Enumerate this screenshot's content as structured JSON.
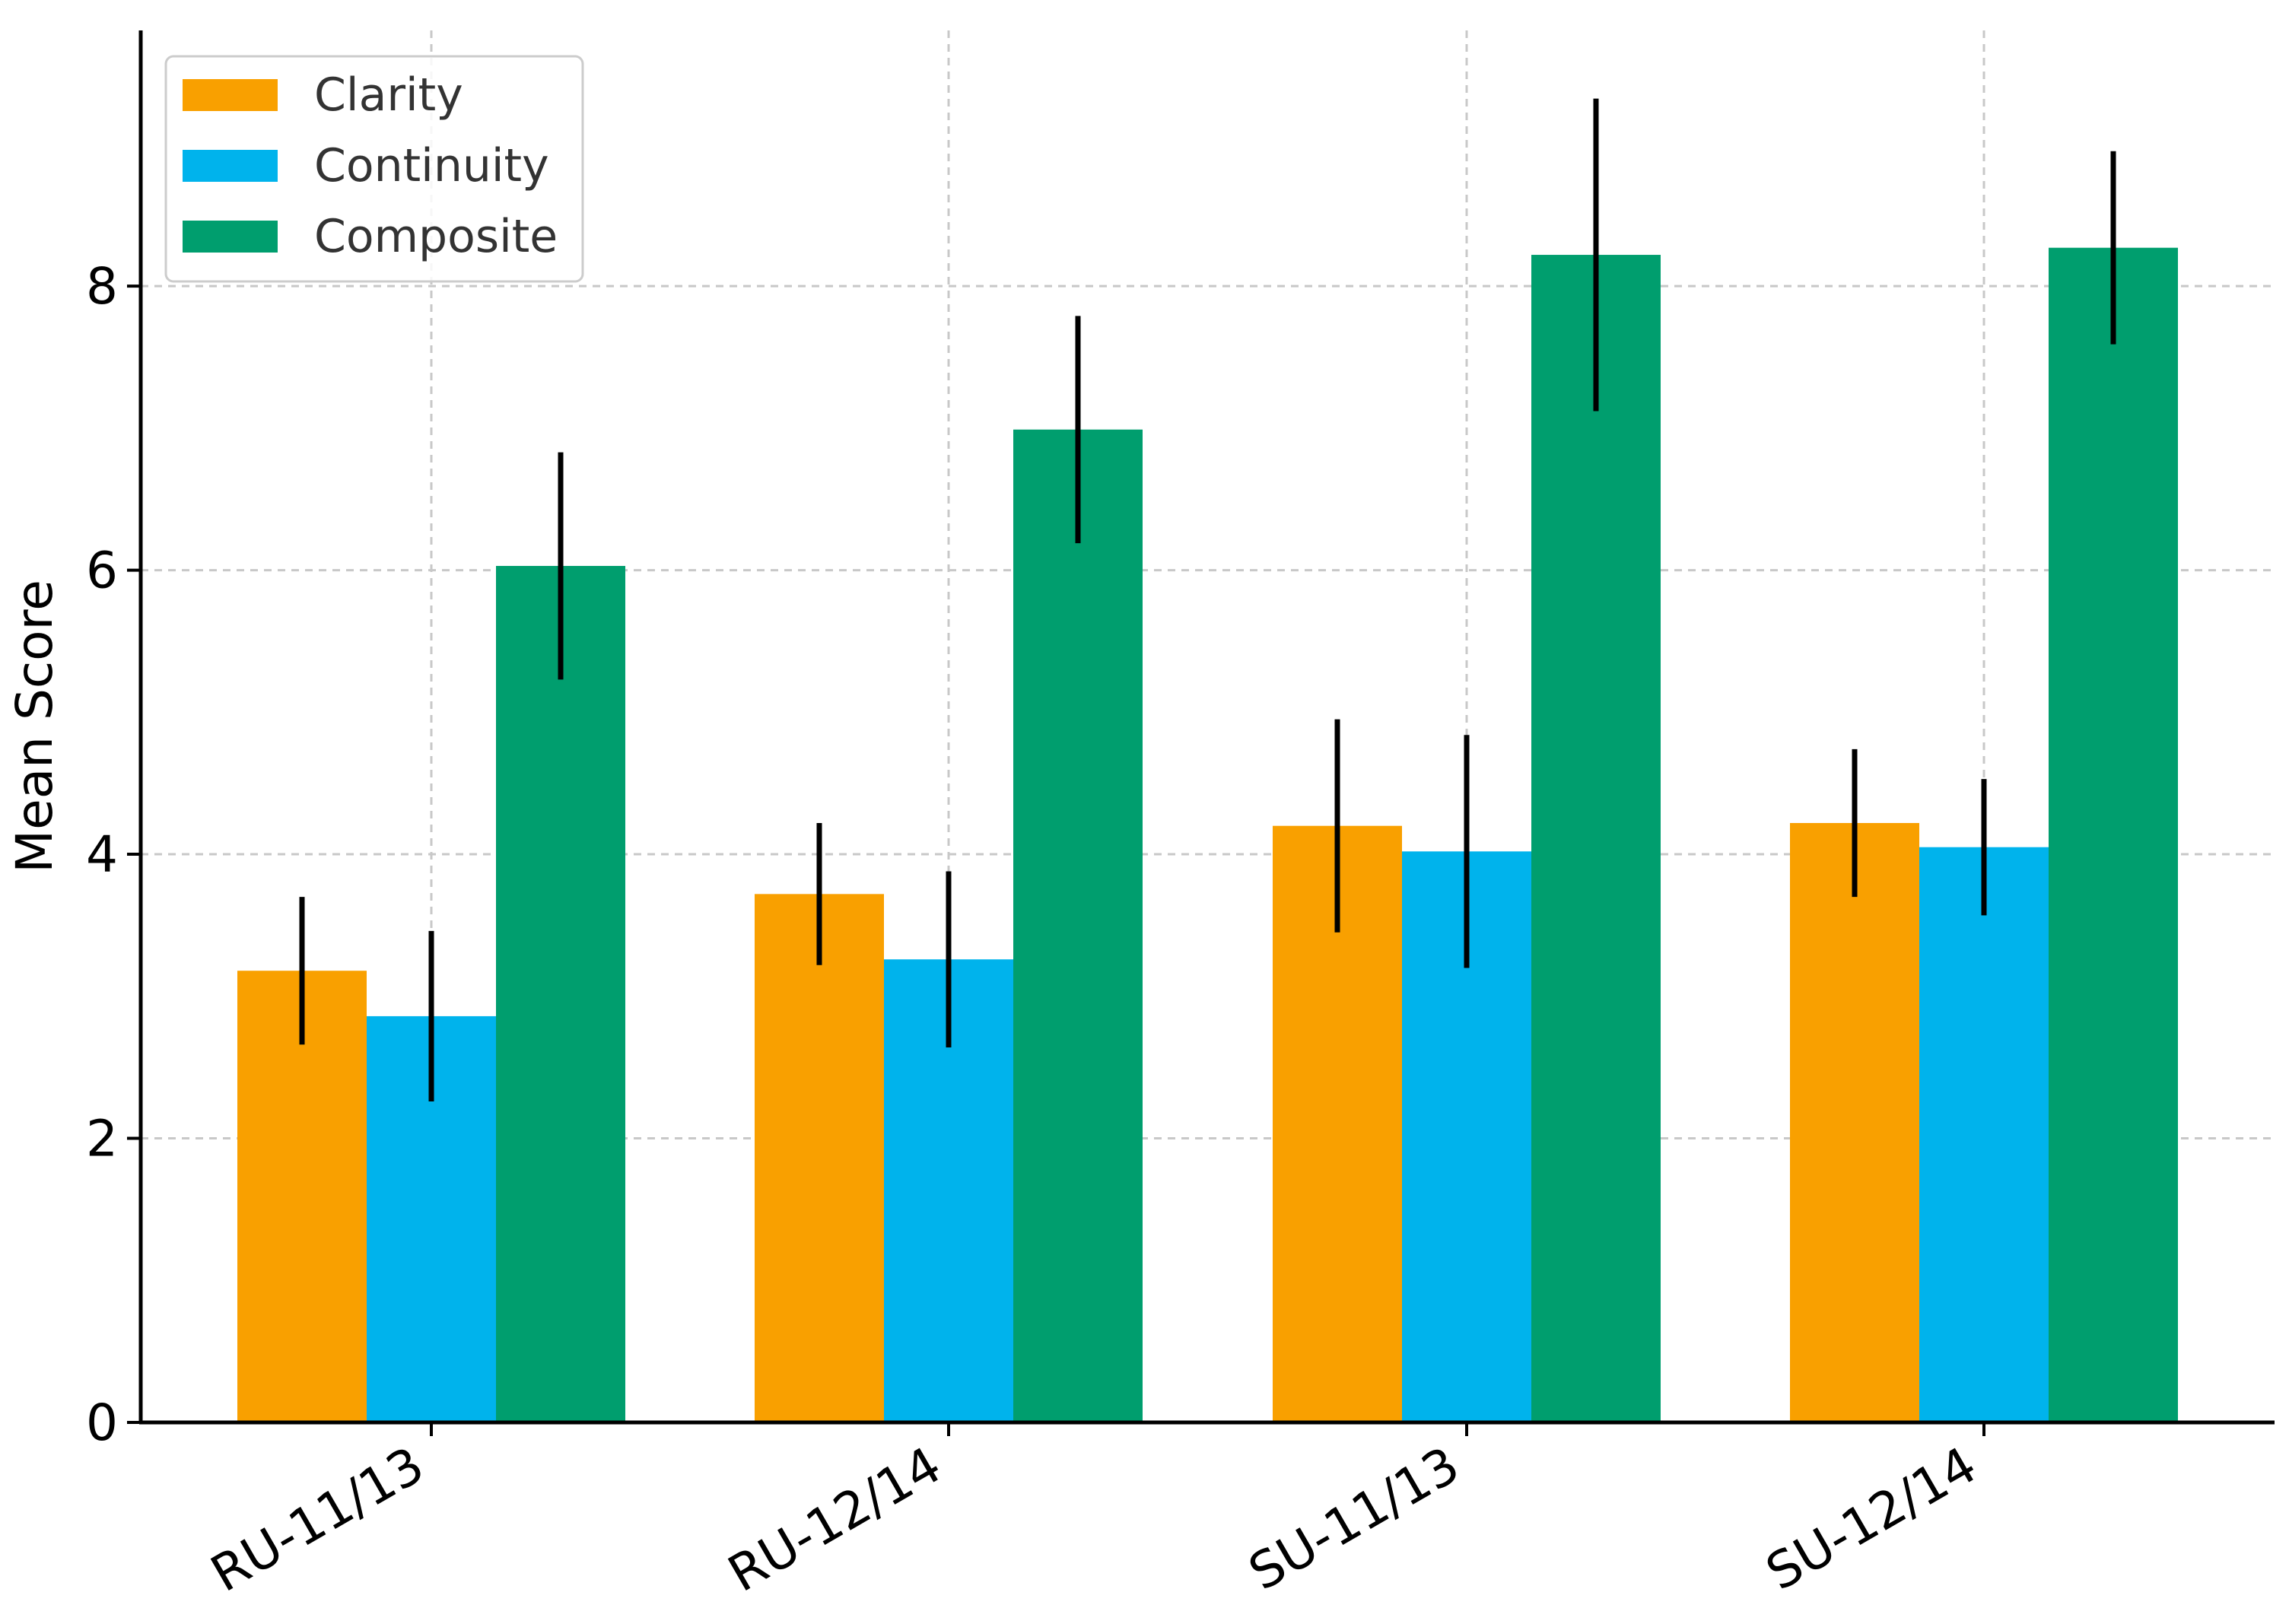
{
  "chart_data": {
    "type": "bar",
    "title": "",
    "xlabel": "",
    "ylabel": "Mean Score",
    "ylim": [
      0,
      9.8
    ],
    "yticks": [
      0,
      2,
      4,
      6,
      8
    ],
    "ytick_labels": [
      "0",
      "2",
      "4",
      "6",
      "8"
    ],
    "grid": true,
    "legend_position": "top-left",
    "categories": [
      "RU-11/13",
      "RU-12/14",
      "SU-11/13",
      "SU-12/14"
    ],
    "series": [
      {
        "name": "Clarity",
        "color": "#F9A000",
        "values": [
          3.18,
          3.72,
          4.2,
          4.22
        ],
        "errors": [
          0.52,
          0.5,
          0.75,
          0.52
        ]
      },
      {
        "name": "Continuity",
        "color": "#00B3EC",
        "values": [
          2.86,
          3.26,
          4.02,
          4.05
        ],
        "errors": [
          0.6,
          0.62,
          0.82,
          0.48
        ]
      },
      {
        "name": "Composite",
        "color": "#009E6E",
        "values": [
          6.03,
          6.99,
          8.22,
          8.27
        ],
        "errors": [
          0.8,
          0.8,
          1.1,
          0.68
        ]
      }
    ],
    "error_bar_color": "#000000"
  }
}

------------------------------------------------------------

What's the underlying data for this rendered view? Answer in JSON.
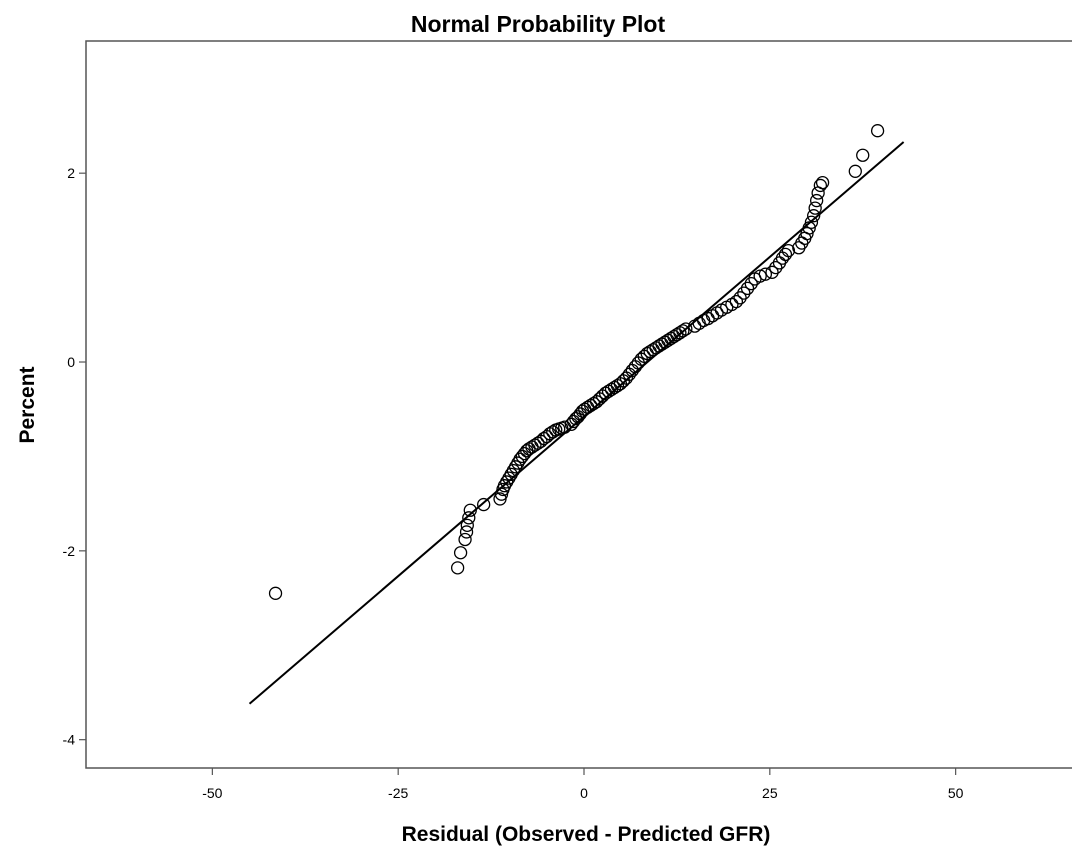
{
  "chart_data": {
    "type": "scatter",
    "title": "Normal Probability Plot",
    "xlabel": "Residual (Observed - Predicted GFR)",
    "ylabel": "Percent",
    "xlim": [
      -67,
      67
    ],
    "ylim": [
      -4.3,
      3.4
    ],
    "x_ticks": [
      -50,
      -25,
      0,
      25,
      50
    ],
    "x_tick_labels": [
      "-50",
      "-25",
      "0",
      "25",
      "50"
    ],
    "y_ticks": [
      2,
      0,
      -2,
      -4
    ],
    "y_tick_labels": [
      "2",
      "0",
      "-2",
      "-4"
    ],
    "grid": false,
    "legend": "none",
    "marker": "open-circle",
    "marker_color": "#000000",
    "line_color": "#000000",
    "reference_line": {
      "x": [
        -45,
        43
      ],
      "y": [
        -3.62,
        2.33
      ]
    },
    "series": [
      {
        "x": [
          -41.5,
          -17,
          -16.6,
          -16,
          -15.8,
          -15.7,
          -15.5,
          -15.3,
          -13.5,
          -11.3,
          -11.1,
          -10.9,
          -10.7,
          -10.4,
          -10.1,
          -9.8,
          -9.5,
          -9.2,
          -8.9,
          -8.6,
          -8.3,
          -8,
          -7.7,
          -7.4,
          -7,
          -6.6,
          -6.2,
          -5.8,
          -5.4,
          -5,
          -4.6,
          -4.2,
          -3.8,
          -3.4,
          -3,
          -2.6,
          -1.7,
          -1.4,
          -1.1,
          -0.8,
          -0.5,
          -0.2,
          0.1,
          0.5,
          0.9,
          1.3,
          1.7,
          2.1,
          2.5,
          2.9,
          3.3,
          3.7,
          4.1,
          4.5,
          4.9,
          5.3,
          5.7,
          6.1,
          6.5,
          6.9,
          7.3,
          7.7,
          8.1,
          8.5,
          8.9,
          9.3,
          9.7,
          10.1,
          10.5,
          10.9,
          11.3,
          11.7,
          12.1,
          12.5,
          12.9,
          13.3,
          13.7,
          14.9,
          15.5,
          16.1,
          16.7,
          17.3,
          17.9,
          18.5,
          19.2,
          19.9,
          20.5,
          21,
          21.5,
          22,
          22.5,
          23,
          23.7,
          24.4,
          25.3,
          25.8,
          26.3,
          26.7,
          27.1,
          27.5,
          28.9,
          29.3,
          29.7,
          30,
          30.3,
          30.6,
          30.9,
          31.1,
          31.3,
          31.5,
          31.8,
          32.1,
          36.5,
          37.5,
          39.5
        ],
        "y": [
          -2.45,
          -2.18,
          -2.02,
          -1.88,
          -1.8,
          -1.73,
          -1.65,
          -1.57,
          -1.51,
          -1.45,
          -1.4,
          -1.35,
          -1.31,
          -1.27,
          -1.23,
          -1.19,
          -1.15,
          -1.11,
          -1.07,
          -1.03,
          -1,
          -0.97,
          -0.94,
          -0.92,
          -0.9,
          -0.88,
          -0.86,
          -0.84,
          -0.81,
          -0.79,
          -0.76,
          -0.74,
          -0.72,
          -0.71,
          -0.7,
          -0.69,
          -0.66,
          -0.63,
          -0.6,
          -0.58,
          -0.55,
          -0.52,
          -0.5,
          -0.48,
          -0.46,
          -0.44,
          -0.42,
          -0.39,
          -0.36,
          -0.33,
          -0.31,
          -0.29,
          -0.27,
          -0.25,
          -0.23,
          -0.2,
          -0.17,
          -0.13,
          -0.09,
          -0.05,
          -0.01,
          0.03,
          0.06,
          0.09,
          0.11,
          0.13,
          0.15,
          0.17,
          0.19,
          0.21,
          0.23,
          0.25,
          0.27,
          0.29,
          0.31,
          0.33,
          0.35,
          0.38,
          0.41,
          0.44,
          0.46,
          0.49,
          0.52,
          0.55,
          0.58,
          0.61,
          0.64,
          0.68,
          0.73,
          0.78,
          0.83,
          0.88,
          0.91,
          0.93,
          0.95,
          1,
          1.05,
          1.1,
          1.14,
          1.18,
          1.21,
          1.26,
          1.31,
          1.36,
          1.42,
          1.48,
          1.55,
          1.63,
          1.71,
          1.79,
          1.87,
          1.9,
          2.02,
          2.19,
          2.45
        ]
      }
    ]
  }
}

------------------------------------------------------------

◆ What you should do
Count how many lines above carry the word "JSON". Only the number is required.

◆ Finished exercise
2